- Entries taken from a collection
* begin *

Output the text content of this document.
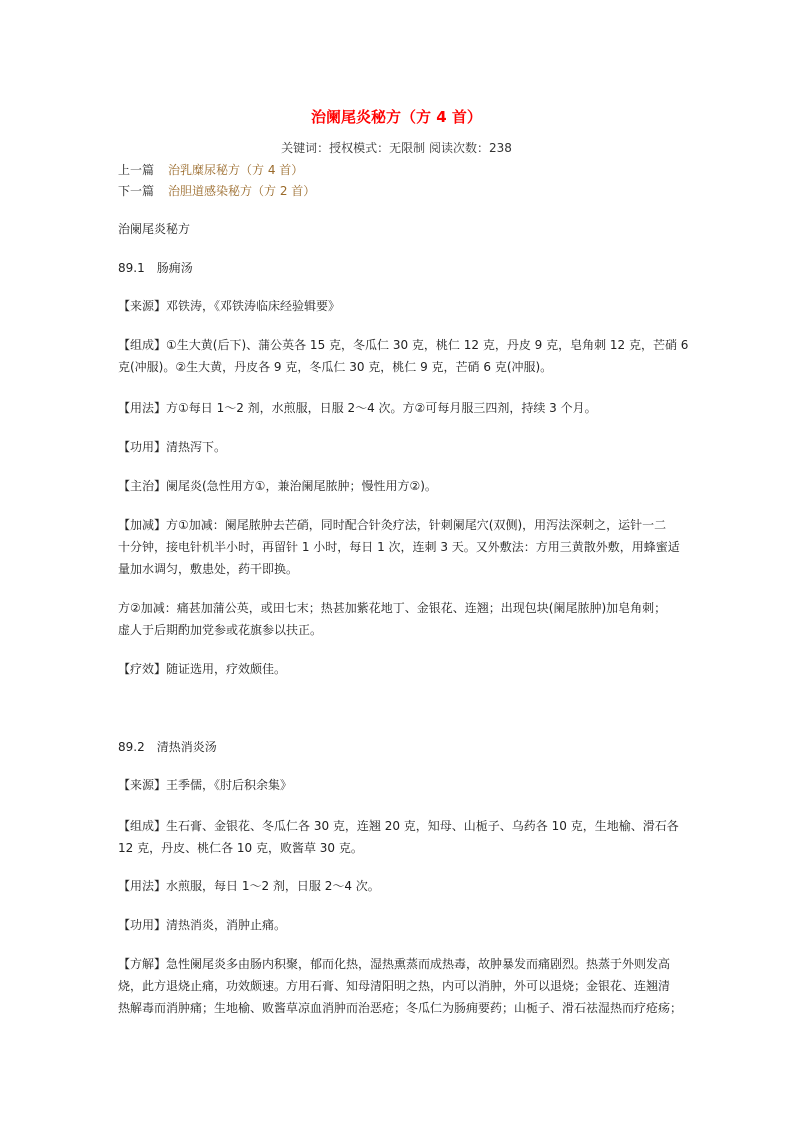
治阑尾炎秘方（方 4 首）
关键词：授权模式：无限制 阅读次数：238
上一篇 治乳糜尿秘方（方 4 首）
下一篇 治胆道感染秘方（方 2 首）
治阑尾炎秘方
89.1　肠痈汤
【来源】邓铁涛，《邓铁涛临床经验辑要》
【组成】①生大黄(后下)、蒲公英各 15 克，冬瓜仁 30 克，桃仁 12 克，丹皮 9 克，皂角刺 12 克，芒硝 6
克(冲服)。②生大黄，丹皮各 9 克，冬瓜仁 30 克，桃仁 9 克，芒硝 6 克(冲服)。
【用法】方①每日 1～2 剂，水煎服，日服 2～4 次。方②可每月服三四剂，持续 3 个月。
【功用】清热泻下。
【主治】阑尾炎(急性用方①，兼治阑尾脓肿；慢性用方②)。
【加减】方①加减：阑尾脓肿去芒硝，同时配合针灸疗法，针刺阑尾穴(双侧)，用泻法深刺之，运针一二
十分钟，接电针机半小时，再留针 1 小时，每日 1 次，连刺 3 天。又外敷法：方用三黄散外敷，用蜂蜜适
量加水调匀，敷患处，药干即换。
方②加减：痛甚加蒲公英，或田七末；热甚加紫花地丁、金银花、连翘；出现包块(阑尾脓肿)加皂角刺；
虚人于后期酌加党参或花旗参以扶正。
【疗效】随证选用，疗效颇佳。
89.2　清热消炎汤
【来源】王季儒，《肘后积余集》
【组成】生石膏、金银花、冬瓜仁各 30 克，连翘 20 克，知母、山栀子、乌药各 10 克，生地榆、滑石各
12 克，丹皮、桃仁各 10 克，败酱草 30 克。
【用法】水煎服，每日 1～2 剂，日服 2～4 次。
【功用】清热消炎，消肿止痛。
【方解】急性阑尾炎多由肠内积聚，郁而化热，湿热熏蒸而成热毒，故肿暴发而痛剧烈。热蒸于外则发高
烧，此方退烧止痛，功效颇速。方用石膏、知母清阳明之热，内可以消肿，外可以退烧；金银花、连翘清
热解毒而消肿痛；生地榆、败酱草凉血消肿而治恶疮；冬瓜仁为肠痈要药；山栀子、滑石祛湿热而疗疮疡；
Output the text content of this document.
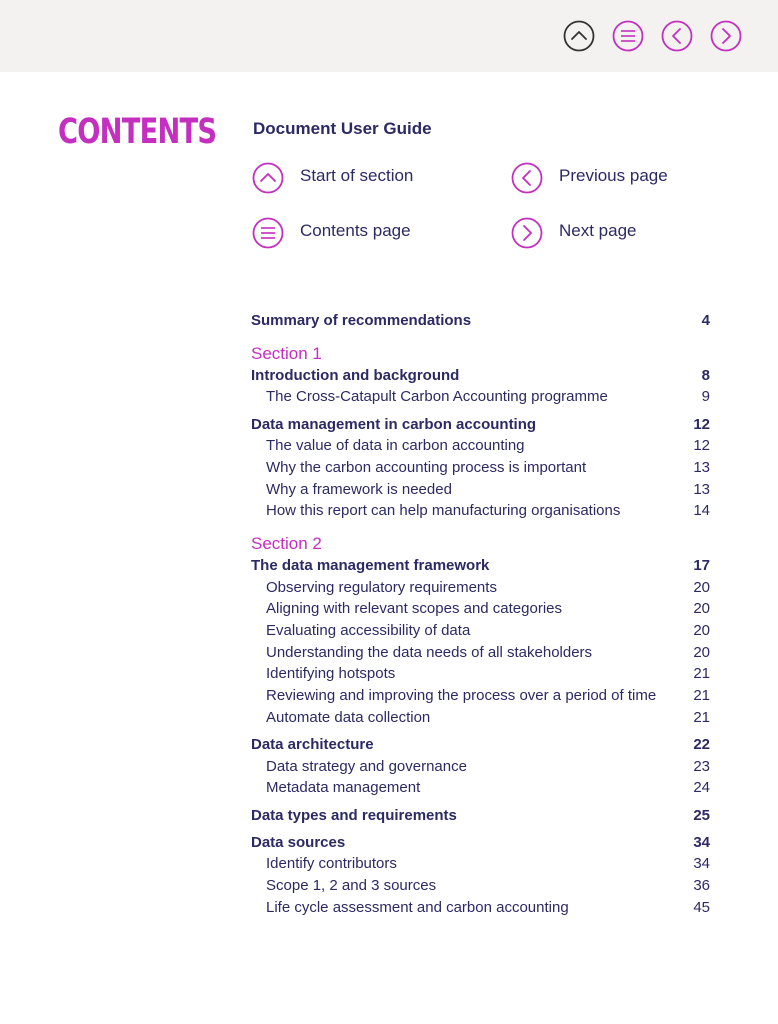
CONTENTS Document User Guide
Start of section	Previous page
Contents page	Next page
Summary of recommendations	4
Section 1
Introduction and background	8
The Cross-Catapult Carbon Accounting programme	9
Data management in carbon accounting	12
The value of data in carbon accounting	12
Why the carbon accounting process is important	13
Why a framework is needed	13
How this report can help manufacturing organisations	14
Section 2
The data management framework	17
Observing regulatory requirements	20
Aligning with relevant scopes and categories	20
Evaluating accessibility of data	20
Understanding the data needs of all stakeholders	20
Identifying hotspots	21
Reviewing and improving the process over a period of time 21
Automate data collection	21
Data architecture	22
Data strategy and governance	23
Metadata management	24
Data types and requirements	25
Data sources	34
Identify contributors	34
Scope 1, 2 and 3 sources	36
Life cycle assessment and carbon accounting	45
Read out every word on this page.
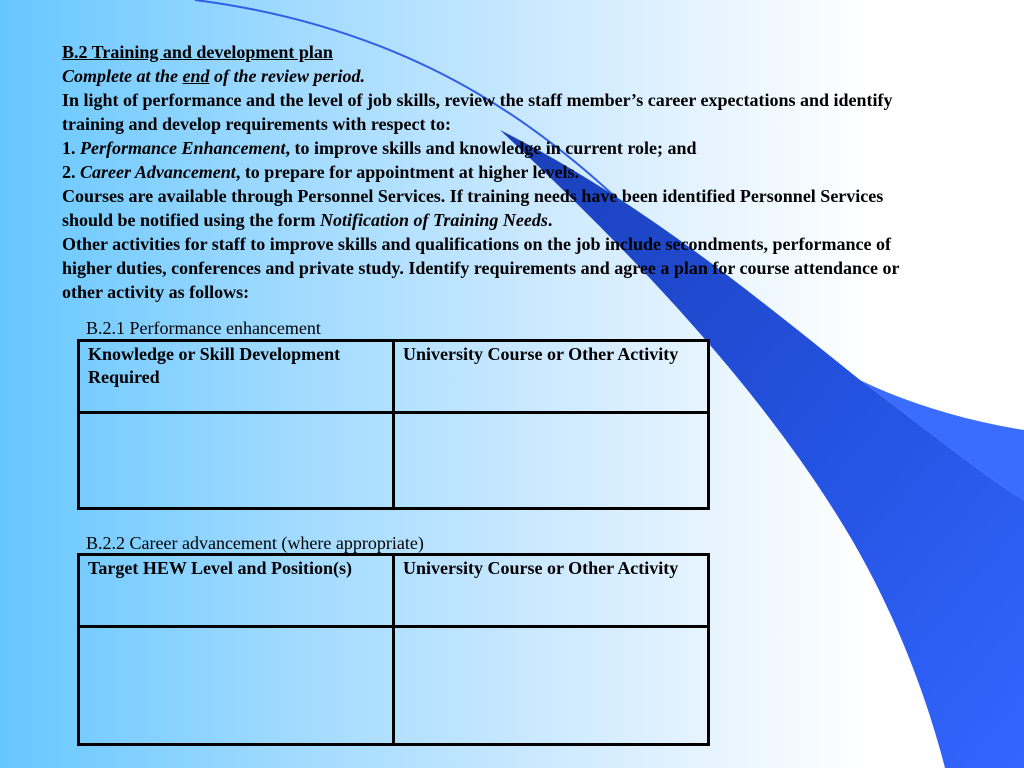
B.2 Training and development plan

Complete at the end of the review period.

In light of performance and the level of job skills, review the staff member’s career expectations and identify training and develop requirements with respect to:

1. Performance Enhancement, to improve skills and knowledge in current role; and

2. Career Advancement, to prepare for appointment at higher levels.

Courses are available through Personnel Services. If training needs have been identified Personnel Services should be notified using the form Notification of Training Needs.

Other activities for staff to improve skills and qualifications on the job include secondments, performance of higher duties, conferences and private study. Identify requirements and agree a plan for course attendance or other activity as follows:

B.2.1 Performance enhancement
Knowledge or Skill Development Required	University Course or Other Activity

B.2.2 Career advancement (where appropriate)
Target HEW Level and Position(s)	University Course or Other Activity
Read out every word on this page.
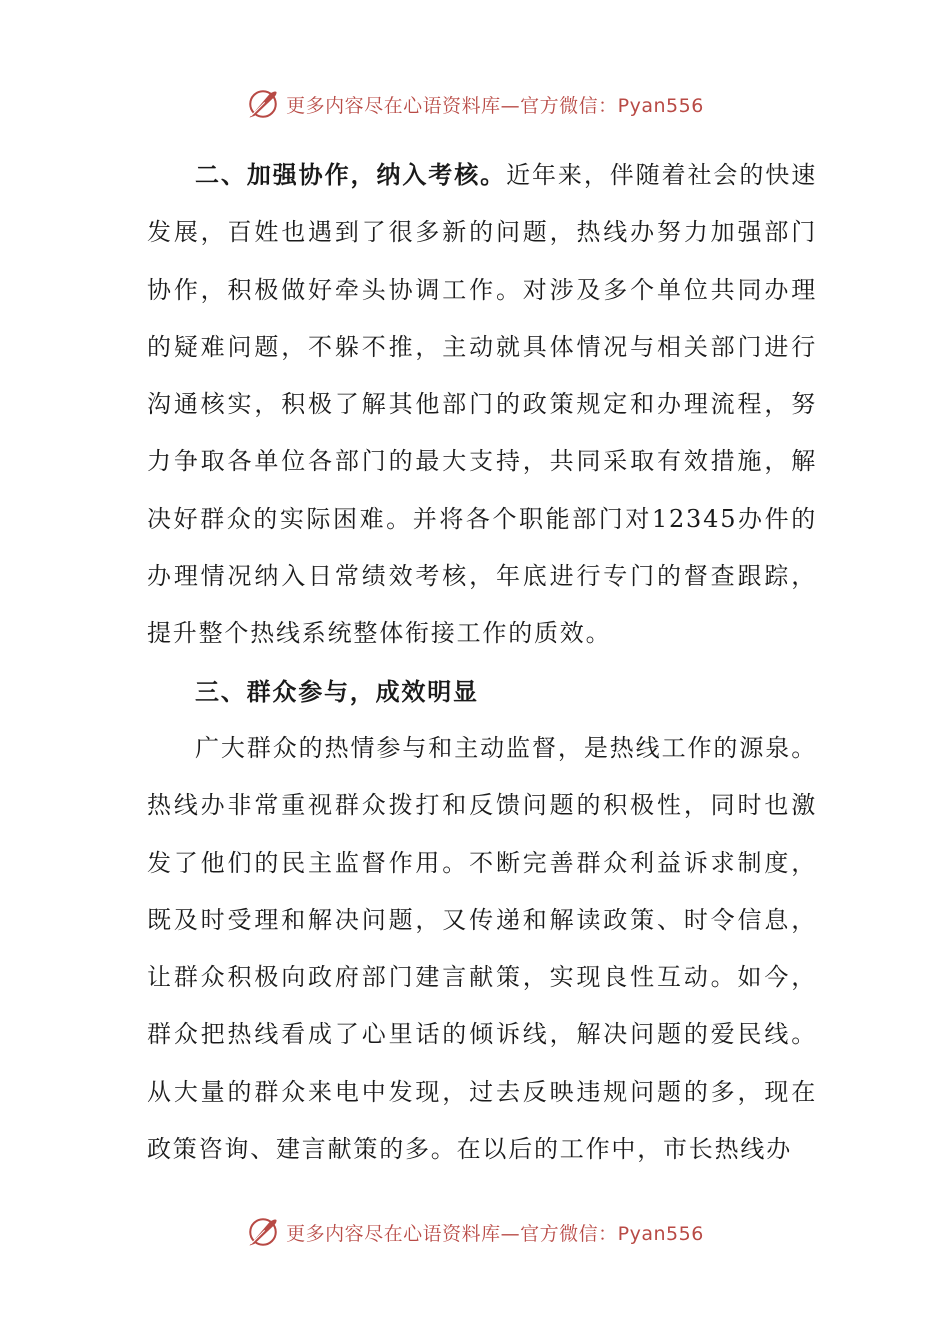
更多内容尽在心语资料库—官方微信：Pyan556

二、加强协作，纳入考核。近年来，伴随着社会的快速发展，百姓也遇到了很多新的问题，热线办努力加强部门协作，积极做好牵头协调工作。对涉及多个单位共同办理的疑难问题，不躲不推，主动就具体情况与相关部门进行沟通核实，积极了解其他部门的政策规定和办理流程，努力争取各单位各部门的最大支持，共同采取有效措施，解决好群众的实际困难。并将各个职能部门对12345办件的办理情况纳入日常绩效考核，年底进行专门的督查跟踪，提升整个热线系统整体衔接工作的质效。

三、群众参与，成效明显

广大群众的热情参与和主动监督，是热线工作的源泉。热线办非常重视群众拨打和反馈问题的积极性，同时也激发了他们的民主监督作用。不断完善群众利益诉求制度，既及时受理和解决问题，又传递和解读政策、时令信息，让群众积极向政府部门建言献策，实现良性互动。如今，群众把热线看成了心里话的倾诉线，解决问题的爱民线。从大量的群众来电中发现，过去反映违规问题的多，现在政策咨询、建言献策的多。在以后的工作中，市长热线办

更多内容尽在心语资料库—官方微信：Pyan556
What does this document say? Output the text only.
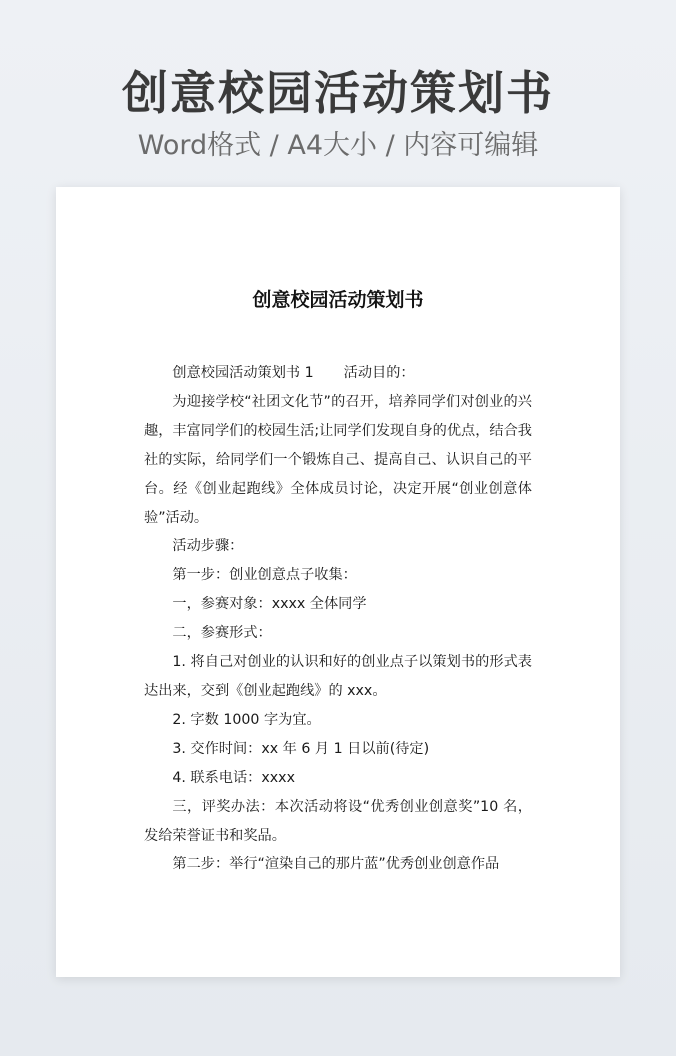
创意校园活动策划书
Word格式 / A4大小 / 内容可编辑
创意校园活动策划书

创意校园活动策划书 1 活动目的：

为迎接学校“社团文化节”的召开，培养同学们对创业的兴趣，丰富同学们的校园生活;让同学们发现自身的优点，结合我社的实际，给同学们一个锻炼自己、提高自己、认识自己的平台。经《创业起跑线》全体成员讨论，决定开展“创业创意体验”活动。

活动步骤：

第一步：创业创意点子收集：

一，参赛对象：xxxx 全体同学

二，参赛形式：

1. 将自己对创业的认识和好的创业点子以策划书的形式表达出来，交到《创业起跑线》的 xxx。

2. 字数 1000 字为宜。

3. 交作时间：xx 年 6 月 1 日以前(待定)

4. 联系电话：xxxx

三，评奖办法：本次活动将设“优秀创业创意奖”10 名，发给荣誉证书和奖品。

第二步：举行“渲染自己的那片蓝”优秀创业创意作品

* end *

- Instruction
Return each full line of the entries that contains the word "requirements".

- Task answer
Observing regulatory requirements	20
Data types and requirements	25
In light of performance and the level of job skills, review the staff member’s career expectations and identify training and develop requirements with respect to:
Other activities for staff to improve skills and qualifications on the job include secondments, performance of higher duties, conferences and private study. Identify requirements and agree a plan for course attendance or other activity as follows:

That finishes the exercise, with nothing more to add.